++++ WORKING DATA

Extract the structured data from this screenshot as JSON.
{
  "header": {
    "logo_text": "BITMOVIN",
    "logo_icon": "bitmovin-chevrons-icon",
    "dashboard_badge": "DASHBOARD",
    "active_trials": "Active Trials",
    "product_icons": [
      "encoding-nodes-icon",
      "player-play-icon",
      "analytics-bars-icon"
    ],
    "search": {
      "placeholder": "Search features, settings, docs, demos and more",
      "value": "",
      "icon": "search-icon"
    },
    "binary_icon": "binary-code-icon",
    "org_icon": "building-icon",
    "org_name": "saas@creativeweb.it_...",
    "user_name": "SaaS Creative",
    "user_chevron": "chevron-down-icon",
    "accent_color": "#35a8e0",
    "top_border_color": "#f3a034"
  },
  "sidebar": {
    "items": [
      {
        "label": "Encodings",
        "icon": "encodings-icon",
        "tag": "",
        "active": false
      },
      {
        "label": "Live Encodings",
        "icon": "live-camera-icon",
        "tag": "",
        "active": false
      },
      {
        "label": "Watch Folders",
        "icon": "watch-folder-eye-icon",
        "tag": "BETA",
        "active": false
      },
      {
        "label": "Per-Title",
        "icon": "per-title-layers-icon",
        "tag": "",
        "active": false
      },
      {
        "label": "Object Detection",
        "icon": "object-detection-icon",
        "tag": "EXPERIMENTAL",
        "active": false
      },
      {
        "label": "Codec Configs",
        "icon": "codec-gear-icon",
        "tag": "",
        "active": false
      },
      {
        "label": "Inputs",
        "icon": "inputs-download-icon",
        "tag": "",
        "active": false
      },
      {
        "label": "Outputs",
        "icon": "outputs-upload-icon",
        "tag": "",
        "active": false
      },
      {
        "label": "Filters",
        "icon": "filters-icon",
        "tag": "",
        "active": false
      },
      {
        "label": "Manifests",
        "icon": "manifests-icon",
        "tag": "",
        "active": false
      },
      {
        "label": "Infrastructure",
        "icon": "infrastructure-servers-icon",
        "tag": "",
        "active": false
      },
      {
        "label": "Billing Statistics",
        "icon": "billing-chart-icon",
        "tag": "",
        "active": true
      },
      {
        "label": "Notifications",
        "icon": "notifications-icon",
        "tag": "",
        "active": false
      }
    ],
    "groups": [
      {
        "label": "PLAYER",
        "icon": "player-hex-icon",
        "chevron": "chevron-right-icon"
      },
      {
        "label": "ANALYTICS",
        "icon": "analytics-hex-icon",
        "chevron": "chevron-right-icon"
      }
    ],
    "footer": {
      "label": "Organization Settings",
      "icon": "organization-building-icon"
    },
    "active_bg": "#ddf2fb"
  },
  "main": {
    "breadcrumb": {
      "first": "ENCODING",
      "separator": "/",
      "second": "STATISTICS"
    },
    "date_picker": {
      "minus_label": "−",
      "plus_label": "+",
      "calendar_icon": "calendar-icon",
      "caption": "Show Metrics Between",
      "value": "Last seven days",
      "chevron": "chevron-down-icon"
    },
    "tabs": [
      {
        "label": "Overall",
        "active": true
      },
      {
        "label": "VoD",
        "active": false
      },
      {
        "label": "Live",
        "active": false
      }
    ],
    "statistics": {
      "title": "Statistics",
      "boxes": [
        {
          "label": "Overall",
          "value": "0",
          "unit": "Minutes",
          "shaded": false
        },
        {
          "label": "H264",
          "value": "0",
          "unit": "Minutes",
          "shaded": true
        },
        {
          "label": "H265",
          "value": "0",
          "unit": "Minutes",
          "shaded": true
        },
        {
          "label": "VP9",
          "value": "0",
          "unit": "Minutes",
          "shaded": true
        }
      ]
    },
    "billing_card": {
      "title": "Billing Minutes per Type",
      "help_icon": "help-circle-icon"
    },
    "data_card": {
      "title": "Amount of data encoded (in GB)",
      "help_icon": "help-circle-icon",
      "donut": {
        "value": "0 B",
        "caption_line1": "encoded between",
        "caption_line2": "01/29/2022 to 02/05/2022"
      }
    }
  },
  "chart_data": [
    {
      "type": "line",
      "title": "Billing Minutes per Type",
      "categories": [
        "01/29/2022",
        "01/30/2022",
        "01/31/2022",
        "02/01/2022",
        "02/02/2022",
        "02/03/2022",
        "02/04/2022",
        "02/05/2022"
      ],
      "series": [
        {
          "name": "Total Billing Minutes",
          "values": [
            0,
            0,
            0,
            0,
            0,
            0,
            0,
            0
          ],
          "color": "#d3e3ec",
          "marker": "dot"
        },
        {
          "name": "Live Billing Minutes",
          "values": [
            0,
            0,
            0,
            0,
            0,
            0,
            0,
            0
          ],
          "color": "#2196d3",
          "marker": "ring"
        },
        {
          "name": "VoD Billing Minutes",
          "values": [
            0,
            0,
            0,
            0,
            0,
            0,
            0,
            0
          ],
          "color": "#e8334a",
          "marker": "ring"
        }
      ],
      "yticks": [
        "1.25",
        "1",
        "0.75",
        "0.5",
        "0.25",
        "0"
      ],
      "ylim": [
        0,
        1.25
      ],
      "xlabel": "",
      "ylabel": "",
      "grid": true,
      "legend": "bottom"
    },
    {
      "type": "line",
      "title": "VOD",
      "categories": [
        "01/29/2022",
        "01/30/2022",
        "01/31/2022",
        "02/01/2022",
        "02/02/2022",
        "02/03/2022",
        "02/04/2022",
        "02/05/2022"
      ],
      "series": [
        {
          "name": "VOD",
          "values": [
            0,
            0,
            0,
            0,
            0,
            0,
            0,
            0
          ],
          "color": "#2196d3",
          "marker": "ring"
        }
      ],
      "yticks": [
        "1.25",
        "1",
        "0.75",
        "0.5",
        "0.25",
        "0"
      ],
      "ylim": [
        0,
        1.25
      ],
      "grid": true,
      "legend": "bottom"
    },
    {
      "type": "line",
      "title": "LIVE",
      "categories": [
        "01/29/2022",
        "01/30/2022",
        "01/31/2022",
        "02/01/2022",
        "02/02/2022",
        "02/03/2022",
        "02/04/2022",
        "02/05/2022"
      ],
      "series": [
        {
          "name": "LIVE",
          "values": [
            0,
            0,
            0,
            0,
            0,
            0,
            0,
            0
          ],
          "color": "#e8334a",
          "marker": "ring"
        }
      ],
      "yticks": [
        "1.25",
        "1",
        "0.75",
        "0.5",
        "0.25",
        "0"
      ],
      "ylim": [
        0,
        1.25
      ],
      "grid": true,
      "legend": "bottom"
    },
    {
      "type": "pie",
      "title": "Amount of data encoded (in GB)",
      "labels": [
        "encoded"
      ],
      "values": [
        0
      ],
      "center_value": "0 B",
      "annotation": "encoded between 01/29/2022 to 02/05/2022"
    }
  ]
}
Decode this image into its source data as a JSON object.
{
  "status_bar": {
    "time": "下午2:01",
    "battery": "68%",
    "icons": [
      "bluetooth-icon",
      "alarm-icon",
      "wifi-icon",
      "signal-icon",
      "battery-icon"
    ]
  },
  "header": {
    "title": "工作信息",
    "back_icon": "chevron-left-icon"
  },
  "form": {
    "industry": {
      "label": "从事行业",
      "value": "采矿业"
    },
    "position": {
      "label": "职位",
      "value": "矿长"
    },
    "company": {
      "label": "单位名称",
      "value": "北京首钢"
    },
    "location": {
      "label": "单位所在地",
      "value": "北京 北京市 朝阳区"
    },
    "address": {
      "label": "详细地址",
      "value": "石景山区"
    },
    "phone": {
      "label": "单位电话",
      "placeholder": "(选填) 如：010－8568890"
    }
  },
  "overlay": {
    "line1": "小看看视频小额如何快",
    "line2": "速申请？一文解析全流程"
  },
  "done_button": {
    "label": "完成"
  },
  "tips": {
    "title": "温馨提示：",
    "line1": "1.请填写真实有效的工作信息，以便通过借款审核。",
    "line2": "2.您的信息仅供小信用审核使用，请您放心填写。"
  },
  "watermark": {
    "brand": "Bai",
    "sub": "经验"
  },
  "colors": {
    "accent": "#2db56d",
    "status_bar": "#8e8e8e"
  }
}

++++++++

> SHORT TASK
Copy whichever lines in the listing above contain the word "JSON".

> RESPONSE TO THE EXERCISE
Extract the structured data from this screenshot as JSON.
Decode this image into its source data as a JSON object.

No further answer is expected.